### [Raw data]
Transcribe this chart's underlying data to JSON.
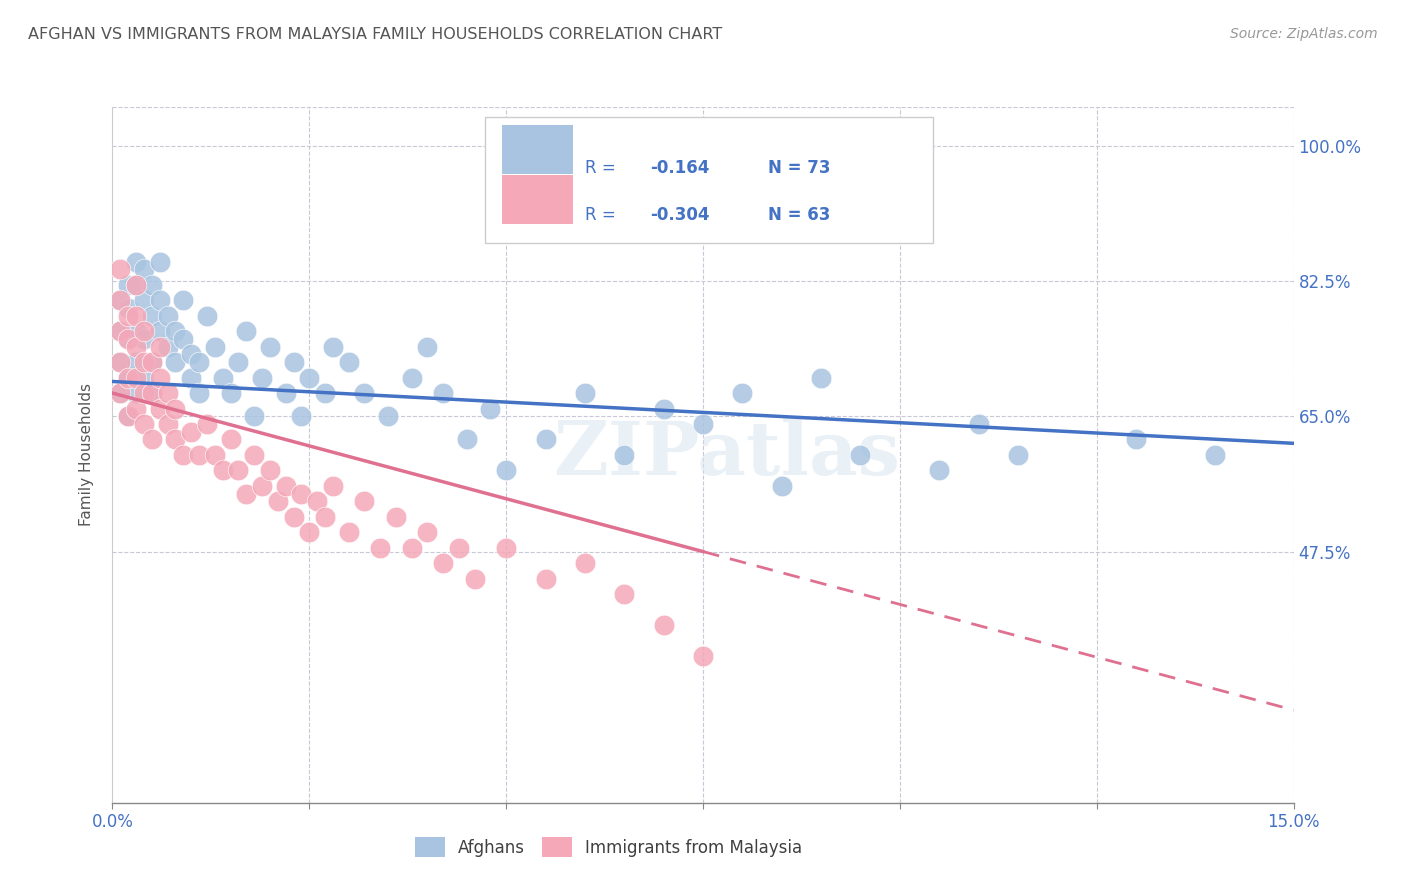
{
  "title": "AFGHAN VS IMMIGRANTS FROM MALAYSIA FAMILY HOUSEHOLDS CORRELATION CHART",
  "source": "Source: ZipAtlas.com",
  "ylabel": "Family Households",
  "watermark": "ZIPatlas",
  "blue_color": "#a8c4e0",
  "pink_color": "#f4a8b8",
  "blue_line_color": "#4472c4",
  "pink_line_color": "#e07090",
  "axis_label_color": "#4472c4",
  "title_color": "#555555",
  "legend_text_color": "#4472c4",
  "r_val_color": "#4472c4",
  "bg_color": "#ffffff",
  "grid_color": "#c8c8d8",
  "legend_blue_r_val": "-0.164",
  "legend_blue_n": "N = 73",
  "legend_pink_r_val": "-0.304",
  "legend_pink_n": "N = 63",
  "afghans_x": [
    0.001,
    0.001,
    0.001,
    0.001,
    0.002,
    0.002,
    0.002,
    0.002,
    0.002,
    0.003,
    0.003,
    0.003,
    0.003,
    0.003,
    0.004,
    0.004,
    0.004,
    0.004,
    0.005,
    0.005,
    0.005,
    0.005,
    0.006,
    0.006,
    0.006,
    0.007,
    0.007,
    0.008,
    0.008,
    0.009,
    0.009,
    0.01,
    0.01,
    0.011,
    0.011,
    0.012,
    0.013,
    0.014,
    0.015,
    0.016,
    0.017,
    0.018,
    0.019,
    0.02,
    0.022,
    0.023,
    0.024,
    0.025,
    0.027,
    0.028,
    0.03,
    0.032,
    0.035,
    0.038,
    0.04,
    0.042,
    0.045,
    0.048,
    0.05,
    0.055,
    0.06,
    0.065,
    0.07,
    0.075,
    0.08,
    0.085,
    0.09,
    0.095,
    0.105,
    0.11,
    0.115,
    0.13,
    0.14
  ],
  "afghans_y": [
    0.68,
    0.72,
    0.76,
    0.8,
    0.65,
    0.7,
    0.75,
    0.79,
    0.82,
    0.68,
    0.72,
    0.76,
    0.82,
    0.85,
    0.7,
    0.75,
    0.8,
    0.84,
    0.68,
    0.72,
    0.78,
    0.82,
    0.76,
    0.8,
    0.85,
    0.74,
    0.78,
    0.72,
    0.76,
    0.8,
    0.75,
    0.7,
    0.73,
    0.68,
    0.72,
    0.78,
    0.74,
    0.7,
    0.68,
    0.72,
    0.76,
    0.65,
    0.7,
    0.74,
    0.68,
    0.72,
    0.65,
    0.7,
    0.68,
    0.74,
    0.72,
    0.68,
    0.65,
    0.7,
    0.74,
    0.68,
    0.62,
    0.66,
    0.58,
    0.62,
    0.68,
    0.6,
    0.66,
    0.64,
    0.68,
    0.56,
    0.7,
    0.6,
    0.58,
    0.64,
    0.6,
    0.62,
    0.6
  ],
  "malaysia_x": [
    0.001,
    0.001,
    0.001,
    0.001,
    0.001,
    0.002,
    0.002,
    0.002,
    0.002,
    0.003,
    0.003,
    0.003,
    0.003,
    0.003,
    0.004,
    0.004,
    0.004,
    0.004,
    0.005,
    0.005,
    0.005,
    0.006,
    0.006,
    0.006,
    0.007,
    0.007,
    0.008,
    0.008,
    0.009,
    0.01,
    0.011,
    0.012,
    0.013,
    0.014,
    0.015,
    0.016,
    0.017,
    0.018,
    0.019,
    0.02,
    0.021,
    0.022,
    0.023,
    0.024,
    0.025,
    0.026,
    0.027,
    0.028,
    0.03,
    0.032,
    0.034,
    0.036,
    0.038,
    0.04,
    0.042,
    0.044,
    0.046,
    0.05,
    0.055,
    0.06,
    0.065,
    0.07,
    0.075
  ],
  "malaysia_y": [
    0.68,
    0.72,
    0.76,
    0.8,
    0.84,
    0.65,
    0.7,
    0.75,
    0.78,
    0.66,
    0.7,
    0.74,
    0.78,
    0.82,
    0.64,
    0.68,
    0.72,
    0.76,
    0.62,
    0.68,
    0.72,
    0.66,
    0.7,
    0.74,
    0.64,
    0.68,
    0.62,
    0.66,
    0.6,
    0.63,
    0.6,
    0.64,
    0.6,
    0.58,
    0.62,
    0.58,
    0.55,
    0.6,
    0.56,
    0.58,
    0.54,
    0.56,
    0.52,
    0.55,
    0.5,
    0.54,
    0.52,
    0.56,
    0.5,
    0.54,
    0.48,
    0.52,
    0.48,
    0.5,
    0.46,
    0.48,
    0.44,
    0.48,
    0.44,
    0.46,
    0.42,
    0.38,
    0.34
  ],
  "xlim": [
    0.0,
    0.15
  ],
  "ylim": [
    0.15,
    1.05
  ],
  "ytick_vals": [
    0.475,
    0.65,
    0.825,
    1.0
  ],
  "ytick_labels": [
    "47.5%",
    "65.0%",
    "82.5%",
    "100.0%"
  ],
  "xtick_vals": [
    0.0,
    0.025,
    0.05,
    0.075,
    0.1,
    0.125,
    0.15
  ],
  "xtick_labels": [
    "0.0%",
    "",
    "",
    "",
    "",
    "",
    "15.0%"
  ],
  "blue_line_x": [
    0.0,
    0.15
  ],
  "blue_line_y": [
    0.695,
    0.615
  ],
  "pink_line_x0": 0.0,
  "pink_line_x1": 0.075,
  "pink_line_x2": 0.15,
  "pink_line_y0": 0.68,
  "pink_line_y1": 0.475,
  "pink_line_y2": 0.27
}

### [Your task]
Print each of the records above exactly as written, leaving no picture in the copy.

### [Result of this exercise]
Transcribe this chart's underlying data to JSON.
{
  "title": "AFGHAN VS IMMIGRANTS FROM MALAYSIA FAMILY HOUSEHOLDS CORRELATION CHART",
  "source": "Source: ZipAtlas.com",
  "ylabel": "Family Households",
  "watermark": "ZIPatlas",
  "blue_color": "#a8c4e0",
  "pink_color": "#f4a8b8",
  "blue_line_color": "#4472c4",
  "pink_line_color": "#e07090",
  "axis_label_color": "#4472c4",
  "title_color": "#555555",
  "legend_text_color": "#4472c4",
  "r_val_color": "#4472c4",
  "bg_color": "#ffffff",
  "grid_color": "#c8c8d8",
  "legend_blue_r_val": "-0.164",
  "legend_blue_n": "N = 73",
  "legend_pink_r_val": "-0.304",
  "legend_pink_n": "N = 63",
  "afghans_x": [
    0.001,
    0.001,
    0.001,
    0.001,
    0.002,
    0.002,
    0.002,
    0.002,
    0.002,
    0.003,
    0.003,
    0.003,
    0.003,
    0.003,
    0.004,
    0.004,
    0.004,
    0.004,
    0.005,
    0.005,
    0.005,
    0.005,
    0.006,
    0.006,
    0.006,
    0.007,
    0.007,
    0.008,
    0.008,
    0.009,
    0.009,
    0.01,
    0.01,
    0.011,
    0.011,
    0.012,
    0.013,
    0.014,
    0.015,
    0.016,
    0.017,
    0.018,
    0.019,
    0.02,
    0.022,
    0.023,
    0.024,
    0.025,
    0.027,
    0.028,
    0.03,
    0.032,
    0.035,
    0.038,
    0.04,
    0.042,
    0.045,
    0.048,
    0.05,
    0.055,
    0.06,
    0.065,
    0.07,
    0.075,
    0.08,
    0.085,
    0.09,
    0.095,
    0.105,
    0.11,
    0.115,
    0.13,
    0.14
  ],
  "afghans_y": [
    0.68,
    0.72,
    0.76,
    0.8,
    0.65,
    0.7,
    0.75,
    0.79,
    0.82,
    0.68,
    0.72,
    0.76,
    0.82,
    0.85,
    0.7,
    0.75,
    0.8,
    0.84,
    0.68,
    0.72,
    0.78,
    0.82,
    0.76,
    0.8,
    0.85,
    0.74,
    0.78,
    0.72,
    0.76,
    0.8,
    0.75,
    0.7,
    0.73,
    0.68,
    0.72,
    0.78,
    0.74,
    0.7,
    0.68,
    0.72,
    0.76,
    0.65,
    0.7,
    0.74,
    0.68,
    0.72,
    0.65,
    0.7,
    0.68,
    0.74,
    0.72,
    0.68,
    0.65,
    0.7,
    0.74,
    0.68,
    0.62,
    0.66,
    0.58,
    0.62,
    0.68,
    0.6,
    0.66,
    0.64,
    0.68,
    0.56,
    0.7,
    0.6,
    0.58,
    0.64,
    0.6,
    0.62,
    0.6
  ],
  "malaysia_x": [
    0.001,
    0.001,
    0.001,
    0.001,
    0.001,
    0.002,
    0.002,
    0.002,
    0.002,
    0.003,
    0.003,
    0.003,
    0.003,
    0.003,
    0.004,
    0.004,
    0.004,
    0.004,
    0.005,
    0.005,
    0.005,
    0.006,
    0.006,
    0.006,
    0.007,
    0.007,
    0.008,
    0.008,
    0.009,
    0.01,
    0.011,
    0.012,
    0.013,
    0.014,
    0.015,
    0.016,
    0.017,
    0.018,
    0.019,
    0.02,
    0.021,
    0.022,
    0.023,
    0.024,
    0.025,
    0.026,
    0.027,
    0.028,
    0.03,
    0.032,
    0.034,
    0.036,
    0.038,
    0.04,
    0.042,
    0.044,
    0.046,
    0.05,
    0.055,
    0.06,
    0.065,
    0.07,
    0.075
  ],
  "malaysia_y": [
    0.68,
    0.72,
    0.76,
    0.8,
    0.84,
    0.65,
    0.7,
    0.75,
    0.78,
    0.66,
    0.7,
    0.74,
    0.78,
    0.82,
    0.64,
    0.68,
    0.72,
    0.76,
    0.62,
    0.68,
    0.72,
    0.66,
    0.7,
    0.74,
    0.64,
    0.68,
    0.62,
    0.66,
    0.6,
    0.63,
    0.6,
    0.64,
    0.6,
    0.58,
    0.62,
    0.58,
    0.55,
    0.6,
    0.56,
    0.58,
    0.54,
    0.56,
    0.52,
    0.55,
    0.5,
    0.54,
    0.52,
    0.56,
    0.5,
    0.54,
    0.48,
    0.52,
    0.48,
    0.5,
    0.46,
    0.48,
    0.44,
    0.48,
    0.44,
    0.46,
    0.42,
    0.38,
    0.34
  ],
  "xlim": [
    0.0,
    0.15
  ],
  "ylim": [
    0.15,
    1.05
  ],
  "ytick_vals": [
    0.475,
    0.65,
    0.825,
    1.0
  ],
  "ytick_labels": [
    "47.5%",
    "65.0%",
    "82.5%",
    "100.0%"
  ],
  "xtick_vals": [
    0.0,
    0.025,
    0.05,
    0.075,
    0.1,
    0.125,
    0.15
  ],
  "xtick_labels": [
    "0.0%",
    "",
    "",
    "",
    "",
    "",
    "15.0%"
  ],
  "blue_line_x": [
    0.0,
    0.15
  ],
  "blue_line_y": [
    0.695,
    0.615
  ],
  "pink_line_x0": 0.0,
  "pink_line_x1": 0.075,
  "pink_line_x2": 0.15,
  "pink_line_y0": 0.68,
  "pink_line_y1": 0.475,
  "pink_line_y2": 0.27
}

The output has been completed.